▸ Given records:

☆ ☆ ☆ ☆ ☆ ☆ ☆

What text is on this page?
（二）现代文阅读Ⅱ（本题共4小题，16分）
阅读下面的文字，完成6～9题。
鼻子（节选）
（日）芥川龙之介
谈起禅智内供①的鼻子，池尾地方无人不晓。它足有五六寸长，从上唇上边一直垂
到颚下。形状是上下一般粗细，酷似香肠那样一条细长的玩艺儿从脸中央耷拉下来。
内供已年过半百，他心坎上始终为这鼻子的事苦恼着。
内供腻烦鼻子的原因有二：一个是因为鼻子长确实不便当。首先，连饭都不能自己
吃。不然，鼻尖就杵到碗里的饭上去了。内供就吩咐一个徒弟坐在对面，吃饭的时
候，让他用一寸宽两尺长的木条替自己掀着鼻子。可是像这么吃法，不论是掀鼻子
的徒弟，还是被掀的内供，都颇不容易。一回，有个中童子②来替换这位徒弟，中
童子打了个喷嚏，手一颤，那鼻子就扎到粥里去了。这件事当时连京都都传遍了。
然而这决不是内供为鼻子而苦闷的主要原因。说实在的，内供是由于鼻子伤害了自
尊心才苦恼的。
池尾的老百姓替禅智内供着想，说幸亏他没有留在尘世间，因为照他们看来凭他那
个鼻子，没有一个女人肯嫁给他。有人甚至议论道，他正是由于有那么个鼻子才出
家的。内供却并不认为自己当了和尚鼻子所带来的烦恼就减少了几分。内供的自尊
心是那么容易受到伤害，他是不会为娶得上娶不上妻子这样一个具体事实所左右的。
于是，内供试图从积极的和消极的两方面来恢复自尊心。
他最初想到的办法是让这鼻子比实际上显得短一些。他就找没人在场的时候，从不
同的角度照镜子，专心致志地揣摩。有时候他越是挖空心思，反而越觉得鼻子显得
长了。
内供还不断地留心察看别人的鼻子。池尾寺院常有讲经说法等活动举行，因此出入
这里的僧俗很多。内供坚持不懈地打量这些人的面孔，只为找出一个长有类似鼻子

☆ ☆ ☆ ☆ ☆ ☆ ☆

Retype every record above exactly as it appears.

▸ Exercise solution:
What text is on this page?
（二）现代文阅读Ⅱ（本题共4小题，16分）
阅读下面的文字，完成6～9题。
鼻子（节选）
（日）芥川龙之介
谈起禅智内供①的鼻子，池尾地方无人不晓。它足有五六寸长，从上唇上边一直垂
到颚下。形状是上下一般粗细，酷似香肠那样一条细长的玩艺儿从脸中央耷拉下来。
内供已年过半百，他心坎上始终为这鼻子的事苦恼着。
内供腻烦鼻子的原因有二：一个是因为鼻子长确实不便当。首先，连饭都不能自己
吃。不然，鼻尖就杵到碗里的饭上去了。内供就吩咐一个徒弟坐在对面，吃饭的时
候，让他用一寸宽两尺长的木条替自己掀着鼻子。可是像这么吃法，不论是掀鼻子
的徒弟，还是被掀的内供，都颇不容易。一回，有个中童子②来替换这位徒弟，中
童子打了个喷嚏，手一颤，那鼻子就扎到粥里去了。这件事当时连京都都传遍了。
然而这决不是内供为鼻子而苦闷的主要原因。说实在的，内供是由于鼻子伤害了自
尊心才苦恼的。
池尾的老百姓替禅智内供着想，说幸亏他没有留在尘世间，因为照他们看来凭他那
个鼻子，没有一个女人肯嫁给他。有人甚至议论道，他正是由于有那么个鼻子才出
家的。内供却并不认为自己当了和尚鼻子所带来的烦恼就减少了几分。内供的自尊
心是那么容易受到伤害，他是不会为娶得上娶不上妻子这样一个具体事实所左右的。
于是，内供试图从积极的和消极的两方面来恢复自尊心。
他最初想到的办法是让这鼻子比实际上显得短一些。他就找没人在场的时候，从不
同的角度照镜子，专心致志地揣摩。有时候他越是挖空心思，反而越觉得鼻子显得
长了。
内供还不断地留心察看别人的鼻子。池尾寺院常有讲经说法等活动举行，因此出入
这里的僧俗很多。内供坚持不懈地打量这些人的面孔，只为找出一个长有类似鼻子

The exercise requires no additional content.